# Car Expenses Deductions



## JonnyBoston (Feb 4, 2017)

My understanding is that you can deduct insurance, car loan payments and you cellphone use based on a percentage of how much those are used for your ridesharing. How do you figure out this mysterious percentage? Is there a way to ballpark it? Also can you take the car loan and insurance deductions if you are using mileage deductions?


----------



## Mars Troll Number 4 (Oct 30, 2015)

Yes.. well it's an either or situation, not both.

Let's assume my magic unicorn Stevie drove 10,000 miles total and 5,000 miles were business related. (good round easy numbers)

In this case Stevie could deduct 50% of all his vehicle expenses..
Gas, oil changes, insurance, depreciation, (no LOAN PAYMENT) Rental cost. ect

OR
You he could deduct the SRM and deduct $2,675 (based on 5,000 X 53.5c per mile) 


The cell bill is a little more complicated.

Some of these idiot guides suggest keeping a second phone for personal use...

......

Exercise task:
Continue the forum thread on rideshare car expense deductions from its last post, picking up after the sentence about idiot guides suggesting a second phone for personal use.

Given data:
......

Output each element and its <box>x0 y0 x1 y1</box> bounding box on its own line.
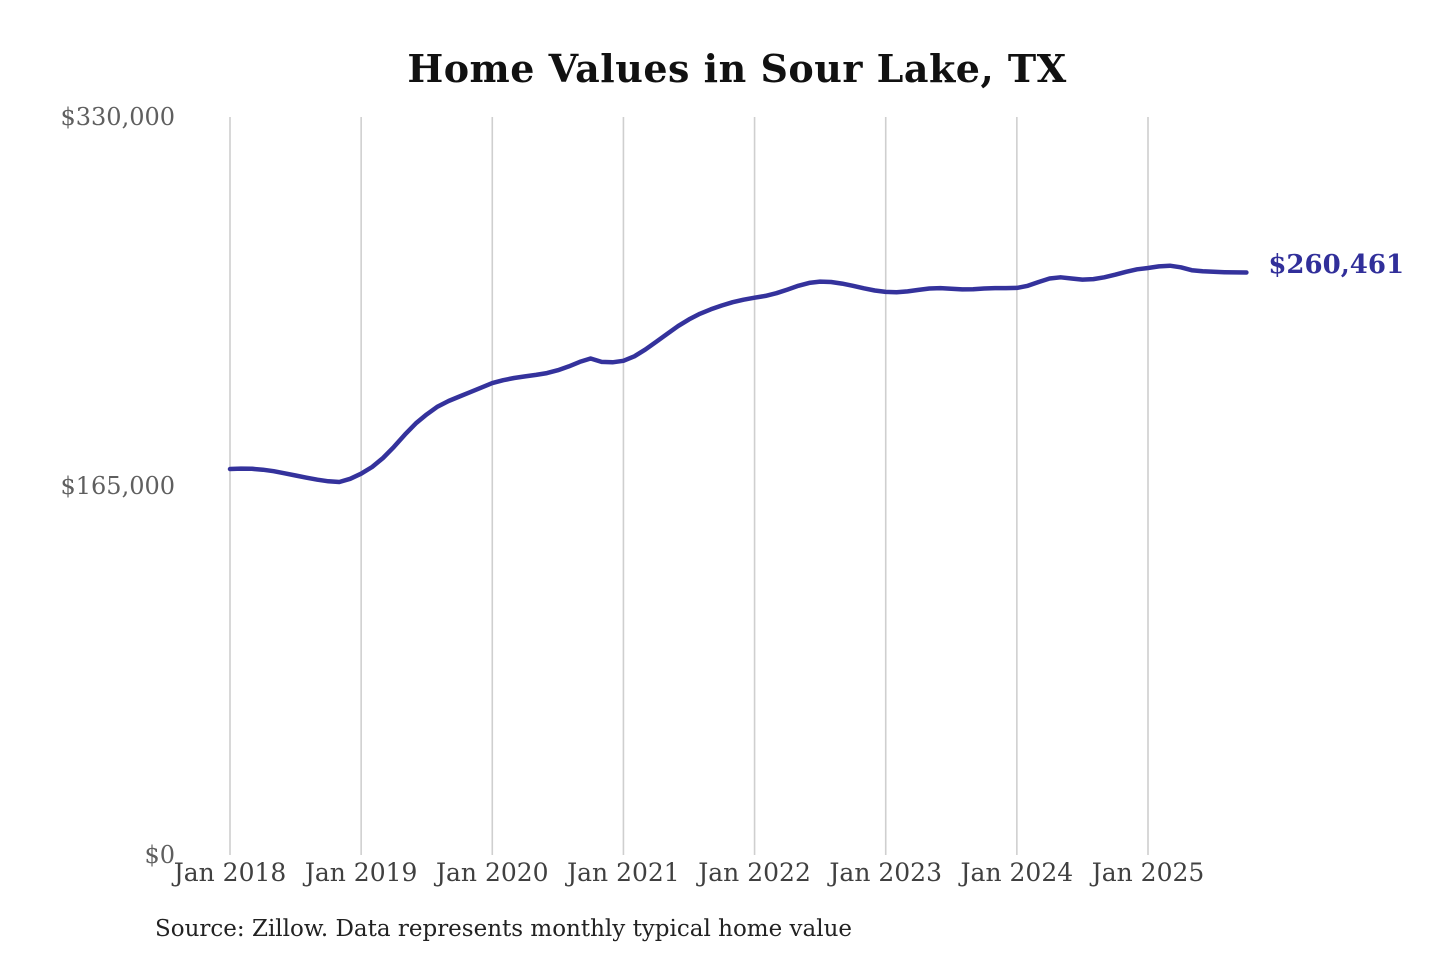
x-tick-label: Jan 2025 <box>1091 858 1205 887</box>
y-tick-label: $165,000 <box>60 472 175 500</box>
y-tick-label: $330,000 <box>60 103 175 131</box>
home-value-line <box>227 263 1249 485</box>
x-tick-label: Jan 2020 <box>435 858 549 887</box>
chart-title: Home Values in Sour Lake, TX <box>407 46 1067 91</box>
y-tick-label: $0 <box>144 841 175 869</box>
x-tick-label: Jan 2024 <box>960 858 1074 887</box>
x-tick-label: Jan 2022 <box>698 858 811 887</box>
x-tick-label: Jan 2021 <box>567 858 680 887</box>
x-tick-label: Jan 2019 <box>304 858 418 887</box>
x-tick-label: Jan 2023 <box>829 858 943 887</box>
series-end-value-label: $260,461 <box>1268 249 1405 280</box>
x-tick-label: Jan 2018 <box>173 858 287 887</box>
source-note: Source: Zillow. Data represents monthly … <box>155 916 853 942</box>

......

Response to the task:
This is absolutely bat Stick fubar crazy.

Any savings from writing off the second phone is lost by paying for a second phone line.

Me personally? I decided not to write off my phone bill.

A lot of people i know write off a portion of their bills. And they get away with it.


----------



## Older Chauffeur (Oct 16, 2014)

JonnyBoston said:


> My understanding is that you can deduct insurance, car loan payments and you cellphone use based on a percentage of how much those are used for your ridesharing. How do you figure out this mysterious percentage? Is there a way to ballpark it? Also can you take the car loan and insurance deductions if you are using mileage deductions?


You need a mileage log to determine the percentage of business vs personal mileage for the year. Do a similar computation to figure the percentage of your cell phone charges dedicated to business.

You can deduct the business use percentage of only the INTEREST on your car loan, whether you use actual expenses or the SRM. Same holds true for registration/ personal property taxes on your vehicle.

Insurance is deductible only if you're using actual cost method.

Source: IRS Pub 463, page 16 https://www.irs.gov/pub/irs-pdf/p463.pdf

Disclosure: I'm not a tax professional.


----------



## UberTaxPro (Oct 3, 2014)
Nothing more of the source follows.